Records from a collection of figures
---*---
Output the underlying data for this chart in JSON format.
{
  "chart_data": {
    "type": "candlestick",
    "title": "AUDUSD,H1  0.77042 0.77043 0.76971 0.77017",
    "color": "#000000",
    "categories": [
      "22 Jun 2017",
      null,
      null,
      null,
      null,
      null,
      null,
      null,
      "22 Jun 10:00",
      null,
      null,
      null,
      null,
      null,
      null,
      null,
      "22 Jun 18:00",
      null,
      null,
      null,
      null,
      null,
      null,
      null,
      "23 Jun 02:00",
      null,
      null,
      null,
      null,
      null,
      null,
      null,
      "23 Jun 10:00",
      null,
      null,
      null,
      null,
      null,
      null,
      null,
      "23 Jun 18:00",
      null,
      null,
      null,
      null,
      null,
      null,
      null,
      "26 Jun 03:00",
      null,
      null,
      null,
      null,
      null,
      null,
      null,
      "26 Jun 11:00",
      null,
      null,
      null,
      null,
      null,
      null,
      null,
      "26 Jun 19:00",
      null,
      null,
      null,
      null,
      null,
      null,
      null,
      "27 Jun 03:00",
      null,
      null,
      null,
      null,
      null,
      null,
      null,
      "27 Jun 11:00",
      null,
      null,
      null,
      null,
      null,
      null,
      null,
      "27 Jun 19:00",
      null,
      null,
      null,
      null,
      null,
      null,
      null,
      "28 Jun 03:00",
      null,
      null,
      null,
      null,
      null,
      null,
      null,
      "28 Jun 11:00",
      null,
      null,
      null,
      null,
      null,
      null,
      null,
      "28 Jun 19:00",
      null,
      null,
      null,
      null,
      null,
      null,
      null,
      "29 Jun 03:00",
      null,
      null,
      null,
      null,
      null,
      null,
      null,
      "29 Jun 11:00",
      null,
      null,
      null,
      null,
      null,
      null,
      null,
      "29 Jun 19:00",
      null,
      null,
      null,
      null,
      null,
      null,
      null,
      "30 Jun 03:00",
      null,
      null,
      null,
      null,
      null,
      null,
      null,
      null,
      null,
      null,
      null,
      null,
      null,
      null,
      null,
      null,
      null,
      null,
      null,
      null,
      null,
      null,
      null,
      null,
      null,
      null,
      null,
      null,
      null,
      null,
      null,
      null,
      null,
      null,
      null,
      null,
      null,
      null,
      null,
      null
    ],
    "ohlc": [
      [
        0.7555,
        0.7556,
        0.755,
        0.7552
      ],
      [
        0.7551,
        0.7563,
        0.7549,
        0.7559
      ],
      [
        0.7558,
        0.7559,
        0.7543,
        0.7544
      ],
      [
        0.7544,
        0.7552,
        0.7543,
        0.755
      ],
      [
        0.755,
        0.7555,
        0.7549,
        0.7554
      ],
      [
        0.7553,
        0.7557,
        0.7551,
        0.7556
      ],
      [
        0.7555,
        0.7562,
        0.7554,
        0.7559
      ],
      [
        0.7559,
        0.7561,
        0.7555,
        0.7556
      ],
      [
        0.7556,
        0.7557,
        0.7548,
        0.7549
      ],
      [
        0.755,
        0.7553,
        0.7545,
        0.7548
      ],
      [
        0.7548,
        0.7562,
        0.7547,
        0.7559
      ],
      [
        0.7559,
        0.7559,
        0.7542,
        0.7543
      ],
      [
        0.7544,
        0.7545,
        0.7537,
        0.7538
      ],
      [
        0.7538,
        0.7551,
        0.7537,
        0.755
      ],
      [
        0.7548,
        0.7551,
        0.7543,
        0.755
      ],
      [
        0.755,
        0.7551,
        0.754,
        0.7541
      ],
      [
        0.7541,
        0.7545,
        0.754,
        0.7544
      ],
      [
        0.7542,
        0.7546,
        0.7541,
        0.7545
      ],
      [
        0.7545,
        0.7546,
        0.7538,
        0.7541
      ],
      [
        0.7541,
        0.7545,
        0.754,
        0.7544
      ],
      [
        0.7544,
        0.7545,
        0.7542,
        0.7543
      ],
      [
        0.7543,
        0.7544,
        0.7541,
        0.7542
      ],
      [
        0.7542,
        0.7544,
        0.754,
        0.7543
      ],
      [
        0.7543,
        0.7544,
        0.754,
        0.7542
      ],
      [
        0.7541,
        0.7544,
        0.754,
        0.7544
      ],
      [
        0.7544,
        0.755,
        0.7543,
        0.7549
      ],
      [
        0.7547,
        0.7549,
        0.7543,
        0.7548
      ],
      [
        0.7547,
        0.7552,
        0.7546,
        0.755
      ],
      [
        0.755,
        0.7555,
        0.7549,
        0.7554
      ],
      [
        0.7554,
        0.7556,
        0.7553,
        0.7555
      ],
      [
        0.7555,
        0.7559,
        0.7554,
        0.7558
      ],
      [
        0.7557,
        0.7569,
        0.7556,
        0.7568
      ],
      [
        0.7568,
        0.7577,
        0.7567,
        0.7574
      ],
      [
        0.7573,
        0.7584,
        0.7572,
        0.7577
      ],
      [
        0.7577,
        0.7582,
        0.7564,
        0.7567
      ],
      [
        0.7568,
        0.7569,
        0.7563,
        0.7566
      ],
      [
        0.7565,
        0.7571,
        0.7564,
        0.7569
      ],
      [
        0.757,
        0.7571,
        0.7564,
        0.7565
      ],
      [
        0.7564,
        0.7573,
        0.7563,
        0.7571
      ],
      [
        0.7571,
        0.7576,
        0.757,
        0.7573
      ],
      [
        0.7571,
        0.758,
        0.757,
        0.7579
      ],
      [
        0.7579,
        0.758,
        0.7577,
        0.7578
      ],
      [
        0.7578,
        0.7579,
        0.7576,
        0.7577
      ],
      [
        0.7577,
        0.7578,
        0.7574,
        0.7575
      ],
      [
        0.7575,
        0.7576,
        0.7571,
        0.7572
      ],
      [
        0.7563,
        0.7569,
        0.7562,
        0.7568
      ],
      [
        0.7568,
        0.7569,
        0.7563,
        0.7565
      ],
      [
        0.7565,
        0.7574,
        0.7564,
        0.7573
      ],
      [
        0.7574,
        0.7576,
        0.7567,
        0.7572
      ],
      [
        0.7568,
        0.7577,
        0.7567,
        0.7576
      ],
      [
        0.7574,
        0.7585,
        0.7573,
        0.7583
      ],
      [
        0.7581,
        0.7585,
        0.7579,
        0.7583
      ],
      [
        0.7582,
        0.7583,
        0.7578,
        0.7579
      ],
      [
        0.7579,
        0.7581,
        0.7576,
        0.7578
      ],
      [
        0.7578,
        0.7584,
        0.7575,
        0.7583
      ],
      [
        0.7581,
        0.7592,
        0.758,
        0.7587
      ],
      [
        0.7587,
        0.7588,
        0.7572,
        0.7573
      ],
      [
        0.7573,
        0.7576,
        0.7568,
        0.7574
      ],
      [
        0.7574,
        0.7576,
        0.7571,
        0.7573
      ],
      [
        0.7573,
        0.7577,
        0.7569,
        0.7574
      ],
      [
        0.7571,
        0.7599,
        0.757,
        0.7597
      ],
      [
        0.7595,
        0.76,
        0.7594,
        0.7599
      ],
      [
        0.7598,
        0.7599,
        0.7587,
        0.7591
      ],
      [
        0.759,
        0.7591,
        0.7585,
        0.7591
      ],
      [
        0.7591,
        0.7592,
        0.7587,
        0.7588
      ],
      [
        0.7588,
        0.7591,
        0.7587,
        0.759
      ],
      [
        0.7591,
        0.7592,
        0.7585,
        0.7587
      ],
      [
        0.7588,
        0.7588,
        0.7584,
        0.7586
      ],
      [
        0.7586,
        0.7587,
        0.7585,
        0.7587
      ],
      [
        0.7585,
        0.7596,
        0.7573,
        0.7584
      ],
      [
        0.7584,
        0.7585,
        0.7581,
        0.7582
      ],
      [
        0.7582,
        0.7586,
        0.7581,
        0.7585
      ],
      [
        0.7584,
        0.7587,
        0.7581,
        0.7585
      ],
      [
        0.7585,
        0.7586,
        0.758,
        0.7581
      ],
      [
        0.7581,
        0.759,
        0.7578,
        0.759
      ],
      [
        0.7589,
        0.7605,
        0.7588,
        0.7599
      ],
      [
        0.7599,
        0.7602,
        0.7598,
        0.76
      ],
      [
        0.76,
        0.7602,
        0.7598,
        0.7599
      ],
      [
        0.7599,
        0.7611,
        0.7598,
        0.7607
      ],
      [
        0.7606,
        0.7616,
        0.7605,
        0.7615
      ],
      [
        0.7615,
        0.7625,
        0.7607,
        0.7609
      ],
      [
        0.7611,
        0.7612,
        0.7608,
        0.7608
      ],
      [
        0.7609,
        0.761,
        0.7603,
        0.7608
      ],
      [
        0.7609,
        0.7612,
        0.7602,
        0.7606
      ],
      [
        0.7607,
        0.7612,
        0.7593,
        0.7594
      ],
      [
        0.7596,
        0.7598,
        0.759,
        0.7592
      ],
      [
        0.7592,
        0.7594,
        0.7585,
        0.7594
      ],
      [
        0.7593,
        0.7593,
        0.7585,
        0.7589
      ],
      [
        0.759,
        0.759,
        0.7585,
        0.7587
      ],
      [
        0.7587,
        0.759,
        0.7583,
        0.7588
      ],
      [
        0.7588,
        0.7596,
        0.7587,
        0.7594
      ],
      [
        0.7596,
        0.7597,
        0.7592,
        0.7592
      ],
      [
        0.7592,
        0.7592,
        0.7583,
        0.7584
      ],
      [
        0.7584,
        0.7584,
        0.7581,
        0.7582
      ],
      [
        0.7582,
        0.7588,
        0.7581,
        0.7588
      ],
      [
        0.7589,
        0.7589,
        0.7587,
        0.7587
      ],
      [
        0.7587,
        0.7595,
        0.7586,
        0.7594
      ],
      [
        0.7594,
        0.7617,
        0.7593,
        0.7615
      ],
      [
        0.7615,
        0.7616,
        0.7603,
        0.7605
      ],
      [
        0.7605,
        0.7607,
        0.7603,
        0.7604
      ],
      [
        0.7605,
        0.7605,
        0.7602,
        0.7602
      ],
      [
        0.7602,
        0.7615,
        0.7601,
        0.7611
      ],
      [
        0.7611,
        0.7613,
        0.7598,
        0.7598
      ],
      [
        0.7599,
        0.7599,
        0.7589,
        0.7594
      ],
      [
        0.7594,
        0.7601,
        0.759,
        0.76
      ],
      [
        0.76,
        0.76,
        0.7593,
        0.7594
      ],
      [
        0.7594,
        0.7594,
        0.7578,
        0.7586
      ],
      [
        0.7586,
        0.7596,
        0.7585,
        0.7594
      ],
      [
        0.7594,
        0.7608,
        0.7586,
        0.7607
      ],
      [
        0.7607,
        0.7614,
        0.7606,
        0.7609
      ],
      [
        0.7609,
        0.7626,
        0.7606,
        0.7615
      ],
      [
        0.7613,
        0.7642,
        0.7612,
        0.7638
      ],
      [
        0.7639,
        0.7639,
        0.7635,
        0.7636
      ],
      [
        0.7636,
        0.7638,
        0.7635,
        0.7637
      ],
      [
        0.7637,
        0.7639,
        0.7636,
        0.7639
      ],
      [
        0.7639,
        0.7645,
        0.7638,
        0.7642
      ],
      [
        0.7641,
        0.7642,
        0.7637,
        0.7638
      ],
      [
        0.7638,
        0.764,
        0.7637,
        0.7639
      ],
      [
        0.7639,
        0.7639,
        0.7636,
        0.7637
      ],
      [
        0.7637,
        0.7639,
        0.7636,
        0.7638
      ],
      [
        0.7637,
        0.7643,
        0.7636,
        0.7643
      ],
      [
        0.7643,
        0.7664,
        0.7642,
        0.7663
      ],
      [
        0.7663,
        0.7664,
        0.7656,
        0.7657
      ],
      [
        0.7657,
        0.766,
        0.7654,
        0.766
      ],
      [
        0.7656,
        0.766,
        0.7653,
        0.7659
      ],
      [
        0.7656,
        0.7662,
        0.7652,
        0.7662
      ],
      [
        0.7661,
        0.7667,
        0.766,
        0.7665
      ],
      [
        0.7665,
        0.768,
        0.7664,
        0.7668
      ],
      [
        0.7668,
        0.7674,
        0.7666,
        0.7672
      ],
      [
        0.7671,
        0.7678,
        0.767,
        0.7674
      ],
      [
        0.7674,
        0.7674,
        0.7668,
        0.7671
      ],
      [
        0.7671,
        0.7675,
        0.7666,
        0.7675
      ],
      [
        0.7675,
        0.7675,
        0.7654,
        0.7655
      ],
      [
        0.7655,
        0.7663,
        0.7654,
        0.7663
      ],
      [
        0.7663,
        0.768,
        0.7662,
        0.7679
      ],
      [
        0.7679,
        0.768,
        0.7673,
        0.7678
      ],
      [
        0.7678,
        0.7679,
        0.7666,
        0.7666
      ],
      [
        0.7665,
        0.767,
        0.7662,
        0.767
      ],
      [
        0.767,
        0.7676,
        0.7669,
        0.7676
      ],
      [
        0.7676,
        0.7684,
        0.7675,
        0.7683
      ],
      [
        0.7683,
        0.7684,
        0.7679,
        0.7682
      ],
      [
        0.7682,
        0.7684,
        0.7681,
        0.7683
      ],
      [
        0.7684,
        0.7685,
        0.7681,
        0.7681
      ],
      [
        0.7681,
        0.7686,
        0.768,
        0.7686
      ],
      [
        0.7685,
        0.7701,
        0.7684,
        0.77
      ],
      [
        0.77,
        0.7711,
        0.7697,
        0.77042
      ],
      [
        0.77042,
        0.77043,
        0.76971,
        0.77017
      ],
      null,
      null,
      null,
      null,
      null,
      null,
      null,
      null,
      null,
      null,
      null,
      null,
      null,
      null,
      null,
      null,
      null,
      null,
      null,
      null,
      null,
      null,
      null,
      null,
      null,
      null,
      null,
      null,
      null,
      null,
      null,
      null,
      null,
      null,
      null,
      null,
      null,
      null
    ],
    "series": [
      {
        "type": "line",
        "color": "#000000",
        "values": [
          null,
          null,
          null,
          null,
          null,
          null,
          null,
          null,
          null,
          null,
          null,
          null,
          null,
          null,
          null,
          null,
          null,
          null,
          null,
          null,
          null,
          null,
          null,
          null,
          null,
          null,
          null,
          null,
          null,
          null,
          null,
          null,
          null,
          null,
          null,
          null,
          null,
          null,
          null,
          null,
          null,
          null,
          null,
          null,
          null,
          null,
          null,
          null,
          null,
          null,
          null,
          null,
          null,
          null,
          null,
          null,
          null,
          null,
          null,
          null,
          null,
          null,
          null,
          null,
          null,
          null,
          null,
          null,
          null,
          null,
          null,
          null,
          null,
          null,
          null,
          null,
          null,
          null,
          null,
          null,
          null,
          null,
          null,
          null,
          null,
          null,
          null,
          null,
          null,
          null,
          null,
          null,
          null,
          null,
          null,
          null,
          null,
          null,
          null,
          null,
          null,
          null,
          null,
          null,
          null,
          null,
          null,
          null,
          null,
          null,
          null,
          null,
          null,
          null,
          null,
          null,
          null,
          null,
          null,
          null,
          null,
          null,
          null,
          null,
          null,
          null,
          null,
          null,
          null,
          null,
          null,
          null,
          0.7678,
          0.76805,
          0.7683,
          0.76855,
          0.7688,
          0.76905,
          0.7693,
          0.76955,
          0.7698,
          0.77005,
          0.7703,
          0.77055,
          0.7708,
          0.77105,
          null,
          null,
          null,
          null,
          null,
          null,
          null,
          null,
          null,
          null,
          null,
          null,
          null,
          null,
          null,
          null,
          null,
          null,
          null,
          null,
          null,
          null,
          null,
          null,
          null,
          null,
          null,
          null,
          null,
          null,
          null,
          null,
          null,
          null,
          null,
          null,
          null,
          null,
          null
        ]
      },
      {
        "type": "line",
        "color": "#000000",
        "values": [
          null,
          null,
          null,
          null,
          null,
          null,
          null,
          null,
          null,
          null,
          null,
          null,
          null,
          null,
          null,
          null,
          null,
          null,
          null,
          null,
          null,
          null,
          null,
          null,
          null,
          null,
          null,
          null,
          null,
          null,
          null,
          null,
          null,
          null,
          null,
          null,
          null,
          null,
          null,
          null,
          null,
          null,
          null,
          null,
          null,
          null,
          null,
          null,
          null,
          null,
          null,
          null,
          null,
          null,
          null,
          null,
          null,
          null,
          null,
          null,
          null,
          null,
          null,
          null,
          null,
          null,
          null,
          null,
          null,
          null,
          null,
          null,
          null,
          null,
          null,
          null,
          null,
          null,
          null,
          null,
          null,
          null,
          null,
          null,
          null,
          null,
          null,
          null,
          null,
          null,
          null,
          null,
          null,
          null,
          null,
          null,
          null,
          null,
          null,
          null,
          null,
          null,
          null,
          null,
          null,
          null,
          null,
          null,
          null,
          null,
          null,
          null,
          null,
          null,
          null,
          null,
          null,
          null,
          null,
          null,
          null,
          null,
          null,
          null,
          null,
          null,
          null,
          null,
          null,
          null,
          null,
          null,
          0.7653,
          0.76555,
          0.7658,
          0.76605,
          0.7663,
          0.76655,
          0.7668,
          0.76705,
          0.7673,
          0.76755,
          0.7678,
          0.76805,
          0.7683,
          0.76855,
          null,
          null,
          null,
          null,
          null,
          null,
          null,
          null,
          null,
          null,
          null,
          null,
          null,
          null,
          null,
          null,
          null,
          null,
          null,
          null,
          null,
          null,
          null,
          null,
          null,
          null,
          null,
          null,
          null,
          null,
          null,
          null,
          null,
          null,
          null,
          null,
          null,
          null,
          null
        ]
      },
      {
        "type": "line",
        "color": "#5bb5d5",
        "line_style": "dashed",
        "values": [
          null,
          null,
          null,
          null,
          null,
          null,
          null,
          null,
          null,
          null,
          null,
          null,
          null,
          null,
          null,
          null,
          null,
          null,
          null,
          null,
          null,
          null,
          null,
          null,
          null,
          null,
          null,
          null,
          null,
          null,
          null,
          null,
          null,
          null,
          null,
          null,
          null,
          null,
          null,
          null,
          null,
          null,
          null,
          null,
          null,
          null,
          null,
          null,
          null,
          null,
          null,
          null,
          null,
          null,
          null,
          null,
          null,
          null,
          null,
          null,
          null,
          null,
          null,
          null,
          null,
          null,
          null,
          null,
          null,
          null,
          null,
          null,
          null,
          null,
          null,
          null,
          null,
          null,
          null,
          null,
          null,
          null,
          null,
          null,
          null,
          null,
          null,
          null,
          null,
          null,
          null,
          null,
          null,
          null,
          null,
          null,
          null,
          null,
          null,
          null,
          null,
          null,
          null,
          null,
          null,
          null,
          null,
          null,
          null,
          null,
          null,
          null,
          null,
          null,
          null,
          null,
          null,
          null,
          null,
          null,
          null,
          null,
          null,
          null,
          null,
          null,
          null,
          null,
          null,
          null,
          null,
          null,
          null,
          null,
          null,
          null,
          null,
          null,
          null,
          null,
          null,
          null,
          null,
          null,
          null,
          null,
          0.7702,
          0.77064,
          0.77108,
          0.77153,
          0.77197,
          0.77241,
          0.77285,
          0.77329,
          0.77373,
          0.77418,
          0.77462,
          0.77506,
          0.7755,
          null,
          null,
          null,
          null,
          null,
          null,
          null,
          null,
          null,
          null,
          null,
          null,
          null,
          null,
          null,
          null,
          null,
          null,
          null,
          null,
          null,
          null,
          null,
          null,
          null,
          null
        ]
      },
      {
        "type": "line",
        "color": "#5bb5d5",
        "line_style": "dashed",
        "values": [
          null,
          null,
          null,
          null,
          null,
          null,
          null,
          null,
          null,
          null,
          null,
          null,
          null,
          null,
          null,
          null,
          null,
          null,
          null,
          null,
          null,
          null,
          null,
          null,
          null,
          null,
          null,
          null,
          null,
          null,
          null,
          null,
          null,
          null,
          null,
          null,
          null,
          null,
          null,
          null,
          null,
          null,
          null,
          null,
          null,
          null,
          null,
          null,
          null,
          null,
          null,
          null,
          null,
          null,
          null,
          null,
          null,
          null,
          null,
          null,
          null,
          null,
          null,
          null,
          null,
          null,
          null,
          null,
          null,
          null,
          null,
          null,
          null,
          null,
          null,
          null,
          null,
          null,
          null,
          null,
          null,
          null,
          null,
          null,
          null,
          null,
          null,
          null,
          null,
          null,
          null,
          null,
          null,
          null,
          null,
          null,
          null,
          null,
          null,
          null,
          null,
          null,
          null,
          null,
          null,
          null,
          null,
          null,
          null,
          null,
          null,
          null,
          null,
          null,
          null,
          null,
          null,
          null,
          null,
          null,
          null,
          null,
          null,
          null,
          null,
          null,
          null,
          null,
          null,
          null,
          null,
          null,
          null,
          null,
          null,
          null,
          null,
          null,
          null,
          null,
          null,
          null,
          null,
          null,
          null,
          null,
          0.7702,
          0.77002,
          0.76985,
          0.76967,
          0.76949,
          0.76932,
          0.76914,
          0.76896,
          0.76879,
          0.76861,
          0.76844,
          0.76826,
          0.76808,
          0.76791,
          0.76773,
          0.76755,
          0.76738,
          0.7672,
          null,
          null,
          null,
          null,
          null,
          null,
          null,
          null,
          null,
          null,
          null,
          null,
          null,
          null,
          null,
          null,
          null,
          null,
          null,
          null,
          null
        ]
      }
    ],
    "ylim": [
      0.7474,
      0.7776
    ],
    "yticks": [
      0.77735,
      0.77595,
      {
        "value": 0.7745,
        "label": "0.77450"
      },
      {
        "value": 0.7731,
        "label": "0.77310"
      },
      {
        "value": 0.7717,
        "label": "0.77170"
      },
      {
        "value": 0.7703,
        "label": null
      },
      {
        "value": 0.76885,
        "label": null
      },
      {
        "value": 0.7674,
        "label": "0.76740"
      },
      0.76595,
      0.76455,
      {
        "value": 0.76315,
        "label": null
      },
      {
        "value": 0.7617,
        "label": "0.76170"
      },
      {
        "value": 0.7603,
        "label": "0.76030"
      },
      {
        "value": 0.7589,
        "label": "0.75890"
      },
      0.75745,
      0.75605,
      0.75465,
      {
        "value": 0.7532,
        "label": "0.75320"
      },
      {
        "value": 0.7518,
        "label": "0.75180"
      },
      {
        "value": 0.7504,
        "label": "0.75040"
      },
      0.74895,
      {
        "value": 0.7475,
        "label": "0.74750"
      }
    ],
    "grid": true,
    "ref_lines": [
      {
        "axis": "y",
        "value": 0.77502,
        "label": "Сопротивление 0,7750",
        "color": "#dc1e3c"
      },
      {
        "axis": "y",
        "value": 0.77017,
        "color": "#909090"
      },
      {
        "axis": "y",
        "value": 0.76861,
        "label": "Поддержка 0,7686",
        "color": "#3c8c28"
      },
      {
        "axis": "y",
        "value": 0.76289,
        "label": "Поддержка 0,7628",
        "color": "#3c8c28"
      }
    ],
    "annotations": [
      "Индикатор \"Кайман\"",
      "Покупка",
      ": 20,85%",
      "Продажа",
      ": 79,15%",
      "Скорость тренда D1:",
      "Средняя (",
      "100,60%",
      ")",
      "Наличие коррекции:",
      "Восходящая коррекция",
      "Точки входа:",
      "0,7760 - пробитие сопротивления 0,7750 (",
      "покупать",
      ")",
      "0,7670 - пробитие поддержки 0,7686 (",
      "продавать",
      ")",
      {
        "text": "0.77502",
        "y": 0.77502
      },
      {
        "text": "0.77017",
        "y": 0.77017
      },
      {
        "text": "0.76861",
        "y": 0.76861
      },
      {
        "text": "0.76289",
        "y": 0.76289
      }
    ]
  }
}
---*---
_Goal_
Write out every line of the listing that holds the word "Поддержка".

_Task solution_
        "label": "Поддержка 0,7686",
        "label": "Поддержка 0,7628",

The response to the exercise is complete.